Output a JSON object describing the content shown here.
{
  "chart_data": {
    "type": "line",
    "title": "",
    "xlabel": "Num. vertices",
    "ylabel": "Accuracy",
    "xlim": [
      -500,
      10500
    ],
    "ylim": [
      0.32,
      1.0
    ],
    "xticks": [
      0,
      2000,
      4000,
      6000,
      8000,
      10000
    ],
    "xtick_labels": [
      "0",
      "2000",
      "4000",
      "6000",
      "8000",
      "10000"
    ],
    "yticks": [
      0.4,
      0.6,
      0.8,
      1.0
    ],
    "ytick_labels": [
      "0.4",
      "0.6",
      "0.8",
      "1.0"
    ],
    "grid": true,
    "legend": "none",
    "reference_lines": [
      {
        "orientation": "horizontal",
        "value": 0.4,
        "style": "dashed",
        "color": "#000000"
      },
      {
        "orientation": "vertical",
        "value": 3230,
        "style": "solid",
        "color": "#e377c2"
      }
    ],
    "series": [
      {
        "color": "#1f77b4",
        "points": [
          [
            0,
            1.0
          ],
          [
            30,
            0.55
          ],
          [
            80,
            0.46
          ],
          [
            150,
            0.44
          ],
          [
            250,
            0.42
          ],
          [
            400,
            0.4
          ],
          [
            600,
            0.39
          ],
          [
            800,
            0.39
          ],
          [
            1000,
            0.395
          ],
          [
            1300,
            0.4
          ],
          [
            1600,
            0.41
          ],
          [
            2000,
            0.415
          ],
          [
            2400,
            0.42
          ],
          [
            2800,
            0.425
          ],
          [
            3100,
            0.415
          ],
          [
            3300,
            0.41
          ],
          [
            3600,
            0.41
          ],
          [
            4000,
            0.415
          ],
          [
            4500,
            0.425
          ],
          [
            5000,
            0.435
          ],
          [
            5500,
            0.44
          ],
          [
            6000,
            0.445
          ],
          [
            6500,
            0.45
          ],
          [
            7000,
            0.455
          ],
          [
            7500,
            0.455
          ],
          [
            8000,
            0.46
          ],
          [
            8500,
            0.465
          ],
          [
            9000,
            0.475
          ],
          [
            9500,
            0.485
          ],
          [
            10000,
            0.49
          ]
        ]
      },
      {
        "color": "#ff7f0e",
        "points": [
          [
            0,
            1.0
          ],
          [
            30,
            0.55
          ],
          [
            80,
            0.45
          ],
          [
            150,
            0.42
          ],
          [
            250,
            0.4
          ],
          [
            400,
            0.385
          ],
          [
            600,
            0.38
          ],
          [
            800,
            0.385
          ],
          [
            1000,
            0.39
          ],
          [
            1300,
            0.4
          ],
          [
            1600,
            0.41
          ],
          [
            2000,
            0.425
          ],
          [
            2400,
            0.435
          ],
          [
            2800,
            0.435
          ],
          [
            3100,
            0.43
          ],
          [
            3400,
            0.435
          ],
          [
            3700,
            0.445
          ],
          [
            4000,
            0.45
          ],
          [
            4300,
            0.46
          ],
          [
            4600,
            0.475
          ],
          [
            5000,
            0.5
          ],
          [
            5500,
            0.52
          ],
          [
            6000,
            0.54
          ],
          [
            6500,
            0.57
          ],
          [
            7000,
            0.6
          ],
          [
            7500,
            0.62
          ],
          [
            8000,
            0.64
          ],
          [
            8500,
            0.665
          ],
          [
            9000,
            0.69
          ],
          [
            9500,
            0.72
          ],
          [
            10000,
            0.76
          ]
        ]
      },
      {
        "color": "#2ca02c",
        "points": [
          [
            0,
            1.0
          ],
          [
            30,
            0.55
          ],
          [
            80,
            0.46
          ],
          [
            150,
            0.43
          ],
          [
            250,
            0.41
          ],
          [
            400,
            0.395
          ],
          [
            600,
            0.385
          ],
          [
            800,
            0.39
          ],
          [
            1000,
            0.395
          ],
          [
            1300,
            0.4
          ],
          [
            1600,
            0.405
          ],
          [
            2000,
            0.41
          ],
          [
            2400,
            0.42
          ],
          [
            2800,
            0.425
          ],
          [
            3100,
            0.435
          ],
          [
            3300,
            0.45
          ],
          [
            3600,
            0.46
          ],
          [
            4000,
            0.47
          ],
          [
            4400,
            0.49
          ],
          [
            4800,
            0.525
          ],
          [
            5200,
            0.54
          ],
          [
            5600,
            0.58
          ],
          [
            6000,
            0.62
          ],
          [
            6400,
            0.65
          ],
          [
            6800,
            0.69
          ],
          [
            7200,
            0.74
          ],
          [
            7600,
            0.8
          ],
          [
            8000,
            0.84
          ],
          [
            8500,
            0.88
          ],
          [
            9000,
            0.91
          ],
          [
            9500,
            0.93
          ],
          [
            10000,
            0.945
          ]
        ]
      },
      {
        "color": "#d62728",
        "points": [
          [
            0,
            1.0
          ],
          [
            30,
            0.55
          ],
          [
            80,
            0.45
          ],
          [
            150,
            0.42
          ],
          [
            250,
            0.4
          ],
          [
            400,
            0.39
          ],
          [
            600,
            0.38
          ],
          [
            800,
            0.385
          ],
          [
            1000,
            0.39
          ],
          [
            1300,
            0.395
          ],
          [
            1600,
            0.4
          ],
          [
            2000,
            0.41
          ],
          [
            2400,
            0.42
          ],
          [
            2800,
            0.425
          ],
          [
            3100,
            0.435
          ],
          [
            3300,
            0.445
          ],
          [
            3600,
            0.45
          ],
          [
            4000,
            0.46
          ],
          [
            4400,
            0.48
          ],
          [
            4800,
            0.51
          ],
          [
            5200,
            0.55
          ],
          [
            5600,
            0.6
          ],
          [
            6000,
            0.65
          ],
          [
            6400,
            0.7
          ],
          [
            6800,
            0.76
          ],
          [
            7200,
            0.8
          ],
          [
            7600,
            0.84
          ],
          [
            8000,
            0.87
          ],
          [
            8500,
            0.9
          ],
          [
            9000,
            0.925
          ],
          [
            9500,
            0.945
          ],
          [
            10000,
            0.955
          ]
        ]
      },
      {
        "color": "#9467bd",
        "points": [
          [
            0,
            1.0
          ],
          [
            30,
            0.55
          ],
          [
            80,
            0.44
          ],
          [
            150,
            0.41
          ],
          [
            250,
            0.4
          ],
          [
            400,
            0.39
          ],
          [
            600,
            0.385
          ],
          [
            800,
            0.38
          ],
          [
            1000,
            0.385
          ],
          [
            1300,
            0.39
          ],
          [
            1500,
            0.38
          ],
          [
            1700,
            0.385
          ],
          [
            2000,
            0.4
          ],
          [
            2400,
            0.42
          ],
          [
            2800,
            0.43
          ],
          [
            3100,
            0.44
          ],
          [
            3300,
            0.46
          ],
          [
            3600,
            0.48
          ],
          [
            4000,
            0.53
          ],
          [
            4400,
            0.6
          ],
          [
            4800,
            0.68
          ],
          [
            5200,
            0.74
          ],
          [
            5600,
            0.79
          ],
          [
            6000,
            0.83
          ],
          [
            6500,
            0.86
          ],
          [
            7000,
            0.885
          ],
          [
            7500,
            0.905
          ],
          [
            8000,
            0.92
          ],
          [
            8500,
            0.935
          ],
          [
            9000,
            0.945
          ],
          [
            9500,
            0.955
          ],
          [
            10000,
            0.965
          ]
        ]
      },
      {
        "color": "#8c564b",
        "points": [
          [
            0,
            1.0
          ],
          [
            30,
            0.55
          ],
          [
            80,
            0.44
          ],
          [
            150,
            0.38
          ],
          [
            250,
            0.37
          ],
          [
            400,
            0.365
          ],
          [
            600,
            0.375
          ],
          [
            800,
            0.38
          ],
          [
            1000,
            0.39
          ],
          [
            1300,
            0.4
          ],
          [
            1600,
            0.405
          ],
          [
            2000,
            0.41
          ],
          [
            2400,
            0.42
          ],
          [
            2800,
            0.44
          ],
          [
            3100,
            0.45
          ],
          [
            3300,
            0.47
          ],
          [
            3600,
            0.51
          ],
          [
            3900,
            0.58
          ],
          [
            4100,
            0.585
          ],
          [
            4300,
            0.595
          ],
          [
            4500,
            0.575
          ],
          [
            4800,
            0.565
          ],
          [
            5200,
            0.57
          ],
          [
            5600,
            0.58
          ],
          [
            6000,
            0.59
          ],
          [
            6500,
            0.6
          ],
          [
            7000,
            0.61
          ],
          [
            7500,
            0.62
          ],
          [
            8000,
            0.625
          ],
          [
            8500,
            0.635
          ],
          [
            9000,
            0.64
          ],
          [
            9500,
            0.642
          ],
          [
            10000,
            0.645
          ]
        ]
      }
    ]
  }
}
+ + +
▶ [TASK TO COMPLETE]
In the records above, locate every line with the string "orientation" and copy it.

▶ [TASK OUTPUT]
        "orientation": "horizontal",
        "orientation": "vertical",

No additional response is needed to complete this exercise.